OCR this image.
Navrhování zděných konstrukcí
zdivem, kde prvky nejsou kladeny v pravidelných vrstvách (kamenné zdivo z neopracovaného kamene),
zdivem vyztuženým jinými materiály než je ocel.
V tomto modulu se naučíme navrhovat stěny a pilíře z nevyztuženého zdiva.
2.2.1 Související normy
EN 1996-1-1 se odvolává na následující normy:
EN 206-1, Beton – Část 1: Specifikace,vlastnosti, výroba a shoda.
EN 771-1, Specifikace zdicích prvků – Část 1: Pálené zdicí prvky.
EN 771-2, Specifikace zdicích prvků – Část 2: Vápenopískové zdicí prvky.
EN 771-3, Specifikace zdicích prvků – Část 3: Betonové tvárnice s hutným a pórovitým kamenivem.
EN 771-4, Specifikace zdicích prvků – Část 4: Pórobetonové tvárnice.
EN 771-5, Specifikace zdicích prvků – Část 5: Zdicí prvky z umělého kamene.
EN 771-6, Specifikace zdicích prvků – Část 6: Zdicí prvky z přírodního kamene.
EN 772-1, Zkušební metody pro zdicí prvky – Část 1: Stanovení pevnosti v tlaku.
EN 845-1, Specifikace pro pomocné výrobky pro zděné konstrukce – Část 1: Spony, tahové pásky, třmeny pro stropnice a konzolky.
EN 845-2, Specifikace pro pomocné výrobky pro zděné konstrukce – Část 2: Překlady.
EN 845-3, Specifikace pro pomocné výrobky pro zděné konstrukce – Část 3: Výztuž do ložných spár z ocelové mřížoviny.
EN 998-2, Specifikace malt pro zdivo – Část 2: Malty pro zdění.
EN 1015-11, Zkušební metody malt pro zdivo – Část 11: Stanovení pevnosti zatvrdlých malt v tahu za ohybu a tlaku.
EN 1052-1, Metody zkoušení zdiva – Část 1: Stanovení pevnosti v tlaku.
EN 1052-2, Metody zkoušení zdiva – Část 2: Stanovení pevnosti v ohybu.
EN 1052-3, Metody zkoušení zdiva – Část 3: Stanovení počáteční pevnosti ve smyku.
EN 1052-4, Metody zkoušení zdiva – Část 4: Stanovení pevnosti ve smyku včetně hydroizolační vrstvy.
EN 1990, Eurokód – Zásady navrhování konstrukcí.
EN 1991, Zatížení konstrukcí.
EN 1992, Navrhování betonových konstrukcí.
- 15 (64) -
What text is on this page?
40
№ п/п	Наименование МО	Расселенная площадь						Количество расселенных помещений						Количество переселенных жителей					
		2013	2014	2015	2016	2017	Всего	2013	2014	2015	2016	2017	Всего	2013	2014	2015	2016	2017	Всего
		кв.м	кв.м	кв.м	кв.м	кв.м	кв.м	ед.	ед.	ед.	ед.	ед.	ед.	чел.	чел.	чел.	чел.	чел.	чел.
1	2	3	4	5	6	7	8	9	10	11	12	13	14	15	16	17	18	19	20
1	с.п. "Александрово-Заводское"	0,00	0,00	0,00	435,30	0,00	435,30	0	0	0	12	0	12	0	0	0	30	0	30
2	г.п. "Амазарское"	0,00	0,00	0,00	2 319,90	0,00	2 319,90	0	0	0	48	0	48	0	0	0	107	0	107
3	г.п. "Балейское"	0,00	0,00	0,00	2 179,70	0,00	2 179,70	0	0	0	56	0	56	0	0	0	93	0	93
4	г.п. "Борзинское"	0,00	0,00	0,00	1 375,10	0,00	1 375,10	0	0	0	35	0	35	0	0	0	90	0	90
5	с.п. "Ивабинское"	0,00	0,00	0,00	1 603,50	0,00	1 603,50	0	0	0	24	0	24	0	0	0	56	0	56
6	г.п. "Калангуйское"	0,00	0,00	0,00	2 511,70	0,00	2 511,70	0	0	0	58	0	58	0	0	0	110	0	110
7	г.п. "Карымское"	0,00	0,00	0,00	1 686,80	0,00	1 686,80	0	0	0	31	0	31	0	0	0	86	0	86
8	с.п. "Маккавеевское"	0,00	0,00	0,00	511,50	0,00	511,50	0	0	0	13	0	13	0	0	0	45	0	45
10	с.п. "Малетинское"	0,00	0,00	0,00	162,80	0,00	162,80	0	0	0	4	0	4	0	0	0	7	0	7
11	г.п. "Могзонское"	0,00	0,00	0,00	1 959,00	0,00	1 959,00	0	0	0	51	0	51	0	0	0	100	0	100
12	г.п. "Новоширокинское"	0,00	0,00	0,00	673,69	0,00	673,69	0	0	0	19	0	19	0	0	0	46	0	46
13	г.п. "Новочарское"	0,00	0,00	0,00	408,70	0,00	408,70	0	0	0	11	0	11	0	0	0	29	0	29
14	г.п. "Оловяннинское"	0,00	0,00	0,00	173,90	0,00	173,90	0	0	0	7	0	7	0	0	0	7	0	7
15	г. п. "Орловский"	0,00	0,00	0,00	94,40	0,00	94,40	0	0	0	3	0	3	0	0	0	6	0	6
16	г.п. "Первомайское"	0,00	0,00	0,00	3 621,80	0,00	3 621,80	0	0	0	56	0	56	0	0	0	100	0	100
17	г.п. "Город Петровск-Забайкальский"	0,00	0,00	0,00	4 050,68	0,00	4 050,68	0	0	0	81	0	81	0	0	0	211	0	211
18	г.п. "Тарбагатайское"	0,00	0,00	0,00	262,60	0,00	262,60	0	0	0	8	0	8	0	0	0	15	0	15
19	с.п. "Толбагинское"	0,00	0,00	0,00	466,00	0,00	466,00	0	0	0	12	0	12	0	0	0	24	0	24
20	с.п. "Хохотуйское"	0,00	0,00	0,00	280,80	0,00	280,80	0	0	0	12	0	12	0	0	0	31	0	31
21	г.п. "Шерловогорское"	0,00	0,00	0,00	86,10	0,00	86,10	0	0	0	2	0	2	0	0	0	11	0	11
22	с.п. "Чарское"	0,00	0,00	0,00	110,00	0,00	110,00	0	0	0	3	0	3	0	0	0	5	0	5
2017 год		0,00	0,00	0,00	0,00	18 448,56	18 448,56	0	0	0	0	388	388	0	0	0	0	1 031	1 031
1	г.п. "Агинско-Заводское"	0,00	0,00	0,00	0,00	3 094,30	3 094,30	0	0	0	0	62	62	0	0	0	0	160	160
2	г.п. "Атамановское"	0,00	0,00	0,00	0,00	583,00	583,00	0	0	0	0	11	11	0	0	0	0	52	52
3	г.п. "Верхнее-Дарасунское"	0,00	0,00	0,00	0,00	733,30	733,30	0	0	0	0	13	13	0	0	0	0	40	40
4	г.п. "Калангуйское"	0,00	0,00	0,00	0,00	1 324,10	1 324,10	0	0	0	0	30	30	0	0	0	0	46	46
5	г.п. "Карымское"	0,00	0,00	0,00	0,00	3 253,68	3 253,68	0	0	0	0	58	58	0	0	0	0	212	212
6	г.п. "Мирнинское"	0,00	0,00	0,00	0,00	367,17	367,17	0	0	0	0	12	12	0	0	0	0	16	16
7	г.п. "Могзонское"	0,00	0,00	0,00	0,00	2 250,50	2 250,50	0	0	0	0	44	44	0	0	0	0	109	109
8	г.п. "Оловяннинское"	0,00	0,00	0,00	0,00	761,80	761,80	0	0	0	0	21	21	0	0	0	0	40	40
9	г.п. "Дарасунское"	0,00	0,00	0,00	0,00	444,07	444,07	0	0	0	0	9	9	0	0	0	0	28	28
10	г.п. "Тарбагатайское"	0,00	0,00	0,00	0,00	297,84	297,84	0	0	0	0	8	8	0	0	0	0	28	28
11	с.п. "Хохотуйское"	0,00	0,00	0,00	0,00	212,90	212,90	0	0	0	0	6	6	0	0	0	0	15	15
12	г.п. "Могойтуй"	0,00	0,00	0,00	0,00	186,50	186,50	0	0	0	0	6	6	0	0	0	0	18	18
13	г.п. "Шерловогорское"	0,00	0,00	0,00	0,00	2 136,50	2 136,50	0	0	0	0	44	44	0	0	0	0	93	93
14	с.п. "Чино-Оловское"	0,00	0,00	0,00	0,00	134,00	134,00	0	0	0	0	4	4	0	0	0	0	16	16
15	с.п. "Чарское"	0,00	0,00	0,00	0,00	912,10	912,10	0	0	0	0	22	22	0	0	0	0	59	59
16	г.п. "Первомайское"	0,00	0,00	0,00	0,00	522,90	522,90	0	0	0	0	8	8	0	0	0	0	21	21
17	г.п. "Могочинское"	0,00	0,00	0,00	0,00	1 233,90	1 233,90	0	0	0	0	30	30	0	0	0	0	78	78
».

▸ Exercise: Using the records above, copy each line that contains "Первомайское".

▸ Solution to this problem:
16	г.п. "Первомайское"	0,00	0,00	0,00	3 621,80	0,00	3 621,80	0	0	0	56	0	56	0	0	0	100	0	100
16	г.п. "Первомайское"	0,00	0,00	0,00	0,00	522,90	522,90	0	0	0	0	8	8	0	0	0	0	21	21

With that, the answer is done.